Stated task: Switch "population-point" to "population-marker" in the data below, from the first line through the line containing "left-tick-label: 65000 (41, 164, 73, 175)", and write out those lines again with everything else unchanged.
# start of Provided information
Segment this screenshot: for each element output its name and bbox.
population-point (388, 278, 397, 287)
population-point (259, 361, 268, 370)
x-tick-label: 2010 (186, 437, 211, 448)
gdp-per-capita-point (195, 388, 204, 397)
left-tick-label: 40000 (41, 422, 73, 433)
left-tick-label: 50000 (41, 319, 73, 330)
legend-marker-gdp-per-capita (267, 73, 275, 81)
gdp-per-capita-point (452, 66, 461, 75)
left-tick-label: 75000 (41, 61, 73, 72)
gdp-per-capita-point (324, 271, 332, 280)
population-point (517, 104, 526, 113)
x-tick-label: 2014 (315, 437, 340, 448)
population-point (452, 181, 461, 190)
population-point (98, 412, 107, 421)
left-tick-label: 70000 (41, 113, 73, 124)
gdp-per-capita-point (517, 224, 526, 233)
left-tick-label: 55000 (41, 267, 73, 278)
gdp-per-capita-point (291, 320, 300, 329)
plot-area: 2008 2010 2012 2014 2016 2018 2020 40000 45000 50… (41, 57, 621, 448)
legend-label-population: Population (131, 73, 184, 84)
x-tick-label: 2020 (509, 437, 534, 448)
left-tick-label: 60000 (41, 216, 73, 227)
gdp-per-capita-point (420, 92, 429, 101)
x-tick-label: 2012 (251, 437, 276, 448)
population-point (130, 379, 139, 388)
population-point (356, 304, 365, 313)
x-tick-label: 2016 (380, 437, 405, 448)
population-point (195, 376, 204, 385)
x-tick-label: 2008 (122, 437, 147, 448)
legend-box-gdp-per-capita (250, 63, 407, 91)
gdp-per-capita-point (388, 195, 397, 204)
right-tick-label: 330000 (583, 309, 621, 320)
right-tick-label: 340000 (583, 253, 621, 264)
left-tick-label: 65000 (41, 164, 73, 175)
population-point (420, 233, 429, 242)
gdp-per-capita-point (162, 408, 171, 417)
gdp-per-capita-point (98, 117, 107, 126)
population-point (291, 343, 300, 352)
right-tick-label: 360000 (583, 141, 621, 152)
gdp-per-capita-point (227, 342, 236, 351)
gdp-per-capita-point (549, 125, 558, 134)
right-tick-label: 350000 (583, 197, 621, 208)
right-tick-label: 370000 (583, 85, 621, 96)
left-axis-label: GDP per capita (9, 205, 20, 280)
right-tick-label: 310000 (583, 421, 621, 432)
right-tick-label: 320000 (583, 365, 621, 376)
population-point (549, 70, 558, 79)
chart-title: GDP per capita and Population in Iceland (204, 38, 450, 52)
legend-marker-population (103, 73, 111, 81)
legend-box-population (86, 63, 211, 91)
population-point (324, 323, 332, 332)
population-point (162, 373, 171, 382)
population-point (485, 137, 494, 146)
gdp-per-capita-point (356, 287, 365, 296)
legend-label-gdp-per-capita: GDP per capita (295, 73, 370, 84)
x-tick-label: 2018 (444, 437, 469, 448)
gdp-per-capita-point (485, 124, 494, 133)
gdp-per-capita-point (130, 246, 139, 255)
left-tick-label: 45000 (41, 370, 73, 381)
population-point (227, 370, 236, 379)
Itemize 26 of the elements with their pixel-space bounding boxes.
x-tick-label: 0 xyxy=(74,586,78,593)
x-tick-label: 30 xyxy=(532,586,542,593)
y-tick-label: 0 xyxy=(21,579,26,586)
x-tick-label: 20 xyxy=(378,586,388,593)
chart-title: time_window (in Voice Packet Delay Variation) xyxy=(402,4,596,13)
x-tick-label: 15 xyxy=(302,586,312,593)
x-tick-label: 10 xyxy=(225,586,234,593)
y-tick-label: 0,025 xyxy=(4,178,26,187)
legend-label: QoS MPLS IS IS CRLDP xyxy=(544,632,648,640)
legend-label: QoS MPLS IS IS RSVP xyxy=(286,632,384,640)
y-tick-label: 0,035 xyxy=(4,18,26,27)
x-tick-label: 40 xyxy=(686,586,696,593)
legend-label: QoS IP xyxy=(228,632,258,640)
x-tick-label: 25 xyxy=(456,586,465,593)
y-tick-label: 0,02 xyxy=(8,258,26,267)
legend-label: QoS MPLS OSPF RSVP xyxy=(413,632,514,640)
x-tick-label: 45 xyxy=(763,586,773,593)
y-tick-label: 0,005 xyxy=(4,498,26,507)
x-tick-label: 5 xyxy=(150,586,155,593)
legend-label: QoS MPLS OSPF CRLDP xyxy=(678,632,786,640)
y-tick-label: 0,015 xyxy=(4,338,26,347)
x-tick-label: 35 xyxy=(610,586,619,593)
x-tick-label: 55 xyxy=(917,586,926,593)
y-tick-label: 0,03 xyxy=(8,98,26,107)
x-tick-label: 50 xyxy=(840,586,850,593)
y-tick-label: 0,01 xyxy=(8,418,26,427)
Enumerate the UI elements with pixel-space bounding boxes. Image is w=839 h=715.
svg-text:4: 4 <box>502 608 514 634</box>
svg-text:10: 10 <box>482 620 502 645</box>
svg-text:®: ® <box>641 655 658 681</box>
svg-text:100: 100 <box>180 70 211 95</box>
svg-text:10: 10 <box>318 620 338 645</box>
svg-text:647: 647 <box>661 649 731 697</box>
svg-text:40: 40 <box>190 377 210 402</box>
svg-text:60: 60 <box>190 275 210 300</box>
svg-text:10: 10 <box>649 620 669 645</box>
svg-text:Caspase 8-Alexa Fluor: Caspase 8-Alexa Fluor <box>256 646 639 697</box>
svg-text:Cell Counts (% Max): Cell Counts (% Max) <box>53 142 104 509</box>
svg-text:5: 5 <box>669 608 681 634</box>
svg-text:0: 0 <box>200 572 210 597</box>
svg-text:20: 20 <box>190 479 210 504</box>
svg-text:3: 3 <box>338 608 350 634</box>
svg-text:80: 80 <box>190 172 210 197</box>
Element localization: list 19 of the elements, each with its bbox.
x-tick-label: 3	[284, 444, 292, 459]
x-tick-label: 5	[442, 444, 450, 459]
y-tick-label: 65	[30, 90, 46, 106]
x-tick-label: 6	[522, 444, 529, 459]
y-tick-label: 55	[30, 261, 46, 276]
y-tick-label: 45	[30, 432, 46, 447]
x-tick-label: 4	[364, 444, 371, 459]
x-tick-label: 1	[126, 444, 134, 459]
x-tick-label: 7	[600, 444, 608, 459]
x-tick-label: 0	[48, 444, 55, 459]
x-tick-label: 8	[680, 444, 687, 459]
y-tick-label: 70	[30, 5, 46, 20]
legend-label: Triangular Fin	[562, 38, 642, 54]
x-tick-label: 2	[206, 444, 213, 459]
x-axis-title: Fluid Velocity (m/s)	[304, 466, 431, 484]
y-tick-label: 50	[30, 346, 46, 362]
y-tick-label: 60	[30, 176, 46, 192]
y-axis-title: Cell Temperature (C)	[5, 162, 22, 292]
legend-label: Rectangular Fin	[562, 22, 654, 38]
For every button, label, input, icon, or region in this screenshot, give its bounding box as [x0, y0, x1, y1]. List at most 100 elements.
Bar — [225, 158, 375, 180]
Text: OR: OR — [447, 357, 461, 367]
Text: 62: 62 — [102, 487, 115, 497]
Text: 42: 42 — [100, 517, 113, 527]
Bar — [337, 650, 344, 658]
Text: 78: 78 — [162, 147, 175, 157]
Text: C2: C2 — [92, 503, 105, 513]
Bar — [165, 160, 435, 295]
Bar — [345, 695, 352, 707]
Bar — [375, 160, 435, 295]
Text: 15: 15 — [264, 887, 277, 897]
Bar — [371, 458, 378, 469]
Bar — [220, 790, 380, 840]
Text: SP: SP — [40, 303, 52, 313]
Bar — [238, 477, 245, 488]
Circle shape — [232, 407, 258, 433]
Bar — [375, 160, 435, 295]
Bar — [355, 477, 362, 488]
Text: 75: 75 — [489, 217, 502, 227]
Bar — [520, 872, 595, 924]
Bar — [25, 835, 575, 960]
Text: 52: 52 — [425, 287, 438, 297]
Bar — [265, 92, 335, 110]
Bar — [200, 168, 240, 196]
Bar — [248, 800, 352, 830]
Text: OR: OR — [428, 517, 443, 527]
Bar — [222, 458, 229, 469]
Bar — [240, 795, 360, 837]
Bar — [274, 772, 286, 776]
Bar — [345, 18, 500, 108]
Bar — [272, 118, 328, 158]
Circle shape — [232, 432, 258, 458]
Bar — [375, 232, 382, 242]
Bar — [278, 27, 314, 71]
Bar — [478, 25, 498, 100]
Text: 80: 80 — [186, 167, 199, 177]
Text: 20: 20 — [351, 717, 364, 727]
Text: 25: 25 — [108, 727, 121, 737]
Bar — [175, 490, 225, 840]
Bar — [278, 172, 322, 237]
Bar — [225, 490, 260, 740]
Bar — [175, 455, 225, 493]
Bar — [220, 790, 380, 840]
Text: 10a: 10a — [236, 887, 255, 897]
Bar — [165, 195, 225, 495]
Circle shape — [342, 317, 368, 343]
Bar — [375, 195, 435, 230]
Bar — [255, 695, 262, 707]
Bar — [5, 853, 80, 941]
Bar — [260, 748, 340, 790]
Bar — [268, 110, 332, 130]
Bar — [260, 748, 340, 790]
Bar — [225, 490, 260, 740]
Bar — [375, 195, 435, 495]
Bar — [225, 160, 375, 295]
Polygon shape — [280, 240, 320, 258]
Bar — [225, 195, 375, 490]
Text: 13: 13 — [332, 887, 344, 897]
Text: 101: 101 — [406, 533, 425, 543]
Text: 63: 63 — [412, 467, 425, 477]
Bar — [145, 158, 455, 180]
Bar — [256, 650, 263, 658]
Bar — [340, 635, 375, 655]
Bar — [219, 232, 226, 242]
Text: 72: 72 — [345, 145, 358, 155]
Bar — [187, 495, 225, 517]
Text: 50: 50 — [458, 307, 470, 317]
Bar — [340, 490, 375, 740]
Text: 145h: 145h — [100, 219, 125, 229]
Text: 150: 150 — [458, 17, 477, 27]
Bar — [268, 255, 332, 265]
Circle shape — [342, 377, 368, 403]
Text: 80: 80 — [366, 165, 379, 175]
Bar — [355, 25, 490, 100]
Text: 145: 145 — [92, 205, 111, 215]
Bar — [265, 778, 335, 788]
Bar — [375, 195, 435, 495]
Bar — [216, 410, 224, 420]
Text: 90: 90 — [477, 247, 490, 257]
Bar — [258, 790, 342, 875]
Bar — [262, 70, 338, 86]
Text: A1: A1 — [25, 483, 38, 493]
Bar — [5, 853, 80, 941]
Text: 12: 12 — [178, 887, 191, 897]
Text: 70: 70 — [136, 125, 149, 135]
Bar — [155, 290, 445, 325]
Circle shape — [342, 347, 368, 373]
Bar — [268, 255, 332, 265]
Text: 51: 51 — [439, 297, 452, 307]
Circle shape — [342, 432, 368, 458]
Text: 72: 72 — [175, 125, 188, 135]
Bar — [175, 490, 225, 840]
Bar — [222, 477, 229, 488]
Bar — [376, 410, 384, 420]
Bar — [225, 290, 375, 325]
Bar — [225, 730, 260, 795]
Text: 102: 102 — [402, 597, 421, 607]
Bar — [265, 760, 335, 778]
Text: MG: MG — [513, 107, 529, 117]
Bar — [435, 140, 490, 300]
# end of Provided information
Finished answer:
Segment this screenshot: for each element output its name and bbox.
population-marker (388, 278, 397, 287)
population-marker (259, 361, 268, 370)
x-tick-label: 2010 (186, 437, 211, 448)
gdp-per-capita-point (195, 388, 204, 397)
left-tick-label: 40000 (41, 422, 73, 433)
left-tick-label: 50000 (41, 319, 73, 330)
legend-marker-gdp-per-capita (267, 73, 275, 81)
gdp-per-capita-point (452, 66, 461, 75)
left-tick-label: 75000 (41, 61, 73, 72)
gdp-per-capita-point (324, 271, 332, 280)
population-marker (517, 104, 526, 113)
x-tick-label: 2014 (315, 437, 340, 448)
population-marker (452, 181, 461, 190)
population-marker (98, 412, 107, 421)
left-tick-label: 70000 (41, 113, 73, 124)
gdp-per-capita-point (517, 224, 526, 233)
left-tick-label: 55000 (41, 267, 73, 278)
gdp-per-capita-point (291, 320, 300, 329)
plot-area: 2008 2010 2012 2014 2016 2018 2020 40000 45000 50… (41, 57, 621, 448)
legend-label-population: Population (131, 73, 184, 84)
x-tick-label: 2020 (509, 437, 534, 448)
left-tick-label: 60000 (41, 216, 73, 227)
gdp-per-capita-point (420, 92, 429, 101)
x-tick-label: 2012 (251, 437, 276, 448)
population-marker (130, 379, 139, 388)
population-marker (356, 304, 365, 313)
x-tick-label: 2016 (380, 437, 405, 448)
population-marker (195, 376, 204, 385)
x-tick-label: 2008 (122, 437, 147, 448)
legend-box-gdp-per-capita (250, 63, 407, 91)
gdp-per-capita-point (388, 195, 397, 204)
right-tick-label: 330000 (583, 309, 621, 320)
right-tick-label: 340000 (583, 253, 621, 264)
left-tick-label: 65000 (41, 164, 73, 175)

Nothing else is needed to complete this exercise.